▶ _Do this_
Answer these questions using the Star Wars discussion below:
(a) How many Republic attack cruisers were used to capture Cato Neimoidia, according to the official story?
(b) Baghdad fell to which forces, according to the discussion?
(c) How many clones did Lucas have in AOTC?

━━━━━ Source extract

I think it's actually good to see clones grasping for some kind of "real" culture to make their own. Not so certain on the specifics. IMO, she gets too wrapped up in limited third person.
Like I said, Clone Commandos and ARC Troopers almost would have to have their own separate subculture. Instead of a new one though, we get a warmed over "Mandalorian" one...and they act as if they are the Mandalorians of the KOTOR era. Hence, lazy writing.
Franchise authors who are next to unknown outside of the franchise don't. Not with their editors, not if they want to keep a career going.
Not with their editors, no. I speculate that she may have learned when and how to shut her trap to the person who pays her bills based upon her military experience.

I think it's apt to what she's describing - a series of scattered local conflicts, like the Falklands, each small, each brief, each involving a small amount of casualties on the global scale.
Except, they aren't small brief conflicts. Remember, most of her writing is with Commandos, so by necessity the stories are going to cover small unit "worms eye" view. And the Falklands had the most widespread naval combat since WW2, with the RN backed logistically by NATO.
Which is particularly problematic given that Cato Neimoidia was captured using three Republic attack cruisers, according to the official story of events. (Neimoidia itself was hit a little earlier by a Republic ground force; Cato Neimoidia was where the Separatists' strong point was within the Neimoidian systems.)
Not to belabor the obvious, but taking locations is easy(After all, Baghdad fell to one US Army Division and one USMC MEU), keeping a grip on it is what's hard.
I agree this is terribly problematic, but this problem didn't start with Traviss; the problem started when Lucas had 200,000 clones with a million more on the way in AOTC, and continued when Obi-Wan Kenobi said he could take three worlds like Utapau with two clone brigades.

━━━━━━━━━━
━━━━━ Data records

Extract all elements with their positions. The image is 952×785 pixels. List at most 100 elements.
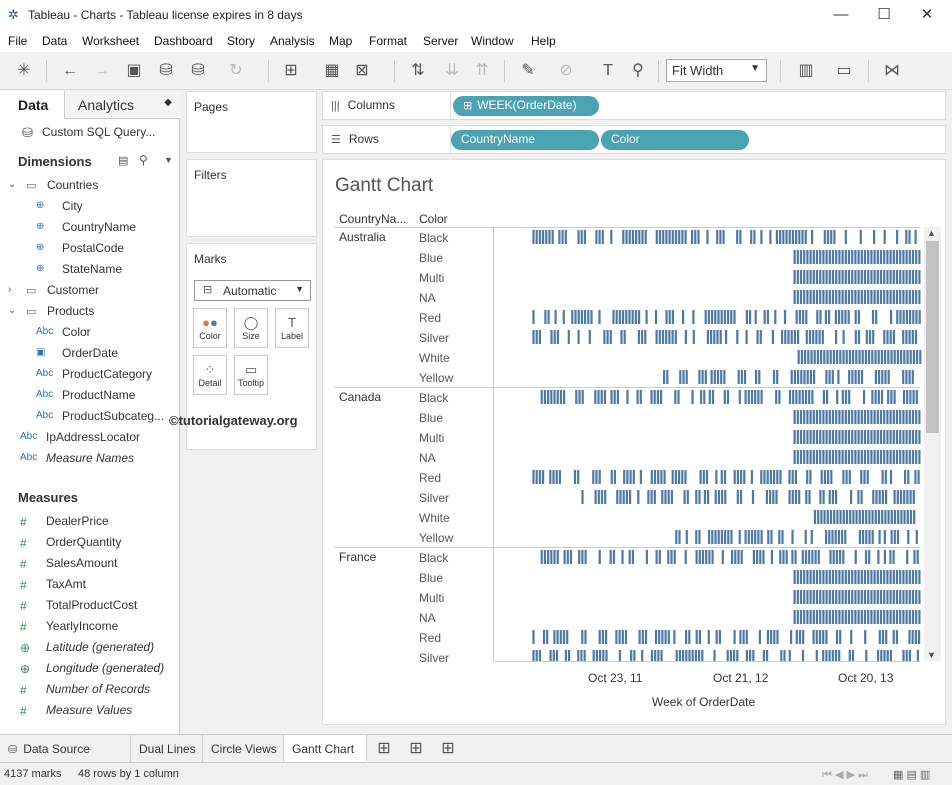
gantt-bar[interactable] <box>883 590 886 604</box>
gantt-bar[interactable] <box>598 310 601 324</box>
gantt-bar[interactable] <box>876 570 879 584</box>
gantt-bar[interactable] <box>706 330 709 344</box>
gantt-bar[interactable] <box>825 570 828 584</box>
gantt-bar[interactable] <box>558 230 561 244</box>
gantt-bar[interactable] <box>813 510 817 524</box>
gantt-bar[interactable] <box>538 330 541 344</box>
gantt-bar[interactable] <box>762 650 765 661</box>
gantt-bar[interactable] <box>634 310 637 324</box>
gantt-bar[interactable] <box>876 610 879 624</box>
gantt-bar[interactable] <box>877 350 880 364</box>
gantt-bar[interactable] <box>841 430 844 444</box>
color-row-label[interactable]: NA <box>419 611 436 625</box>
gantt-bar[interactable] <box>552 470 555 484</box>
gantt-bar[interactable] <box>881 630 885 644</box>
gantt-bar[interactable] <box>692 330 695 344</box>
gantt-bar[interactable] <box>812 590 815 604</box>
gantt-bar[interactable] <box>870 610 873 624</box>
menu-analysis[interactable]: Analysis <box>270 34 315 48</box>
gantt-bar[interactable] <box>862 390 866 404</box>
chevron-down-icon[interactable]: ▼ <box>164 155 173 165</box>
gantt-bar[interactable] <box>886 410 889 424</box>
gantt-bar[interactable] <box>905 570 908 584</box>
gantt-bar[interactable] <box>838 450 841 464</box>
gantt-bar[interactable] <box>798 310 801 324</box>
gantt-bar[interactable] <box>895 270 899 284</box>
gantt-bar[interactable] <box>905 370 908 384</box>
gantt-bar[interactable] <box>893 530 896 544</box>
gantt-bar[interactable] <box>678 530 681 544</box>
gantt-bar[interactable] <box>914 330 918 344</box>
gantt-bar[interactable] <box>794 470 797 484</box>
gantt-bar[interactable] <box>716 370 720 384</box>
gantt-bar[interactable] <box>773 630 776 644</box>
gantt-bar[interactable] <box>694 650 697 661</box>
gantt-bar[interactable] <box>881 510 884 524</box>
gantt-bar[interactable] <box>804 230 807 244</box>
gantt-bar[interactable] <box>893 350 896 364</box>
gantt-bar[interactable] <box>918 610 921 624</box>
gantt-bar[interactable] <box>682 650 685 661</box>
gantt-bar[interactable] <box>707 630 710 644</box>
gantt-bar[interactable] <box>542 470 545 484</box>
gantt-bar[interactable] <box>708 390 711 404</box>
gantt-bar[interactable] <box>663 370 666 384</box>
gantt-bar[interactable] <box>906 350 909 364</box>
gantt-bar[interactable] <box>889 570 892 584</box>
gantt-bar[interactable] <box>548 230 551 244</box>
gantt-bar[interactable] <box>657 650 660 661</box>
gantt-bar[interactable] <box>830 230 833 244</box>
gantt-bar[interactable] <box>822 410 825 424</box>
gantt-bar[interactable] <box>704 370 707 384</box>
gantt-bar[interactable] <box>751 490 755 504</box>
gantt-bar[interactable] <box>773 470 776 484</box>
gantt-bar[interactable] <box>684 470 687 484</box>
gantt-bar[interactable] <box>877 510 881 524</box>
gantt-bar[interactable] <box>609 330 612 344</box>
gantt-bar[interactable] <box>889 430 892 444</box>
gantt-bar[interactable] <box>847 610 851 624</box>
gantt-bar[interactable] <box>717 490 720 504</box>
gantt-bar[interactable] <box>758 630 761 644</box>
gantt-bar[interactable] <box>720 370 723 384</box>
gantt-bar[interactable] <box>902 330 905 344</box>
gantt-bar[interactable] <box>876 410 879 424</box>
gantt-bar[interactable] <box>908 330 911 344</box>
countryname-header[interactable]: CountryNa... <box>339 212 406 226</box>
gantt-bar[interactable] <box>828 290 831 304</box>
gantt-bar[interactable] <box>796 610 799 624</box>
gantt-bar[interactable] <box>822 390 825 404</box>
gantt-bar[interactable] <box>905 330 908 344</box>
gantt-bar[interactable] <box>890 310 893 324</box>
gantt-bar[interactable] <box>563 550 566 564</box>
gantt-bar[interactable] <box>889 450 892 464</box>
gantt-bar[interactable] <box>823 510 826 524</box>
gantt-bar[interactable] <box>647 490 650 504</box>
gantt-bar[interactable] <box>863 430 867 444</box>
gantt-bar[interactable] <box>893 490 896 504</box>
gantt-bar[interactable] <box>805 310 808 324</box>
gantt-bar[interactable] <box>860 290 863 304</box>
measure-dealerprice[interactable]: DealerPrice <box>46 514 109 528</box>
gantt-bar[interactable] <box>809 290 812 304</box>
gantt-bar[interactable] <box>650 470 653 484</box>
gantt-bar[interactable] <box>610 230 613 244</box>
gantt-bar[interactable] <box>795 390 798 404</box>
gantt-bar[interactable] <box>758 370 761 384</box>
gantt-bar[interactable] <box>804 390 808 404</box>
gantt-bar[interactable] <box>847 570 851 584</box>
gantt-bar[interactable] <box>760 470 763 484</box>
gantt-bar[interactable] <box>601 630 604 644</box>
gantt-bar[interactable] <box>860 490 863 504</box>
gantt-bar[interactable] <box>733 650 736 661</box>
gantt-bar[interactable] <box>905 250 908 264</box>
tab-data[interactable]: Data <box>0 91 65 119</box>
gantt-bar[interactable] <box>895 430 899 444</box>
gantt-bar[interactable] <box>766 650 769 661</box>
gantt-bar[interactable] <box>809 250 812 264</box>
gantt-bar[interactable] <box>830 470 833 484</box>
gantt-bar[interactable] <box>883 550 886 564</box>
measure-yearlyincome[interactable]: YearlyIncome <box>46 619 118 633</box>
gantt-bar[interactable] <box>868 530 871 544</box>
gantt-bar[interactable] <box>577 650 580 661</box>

━━━━━━━━━━

▶ _Output of the task_
(a) Three.
(b) One US Army Division and one USMC MEU.
(c) 200,000, with a million more on the way.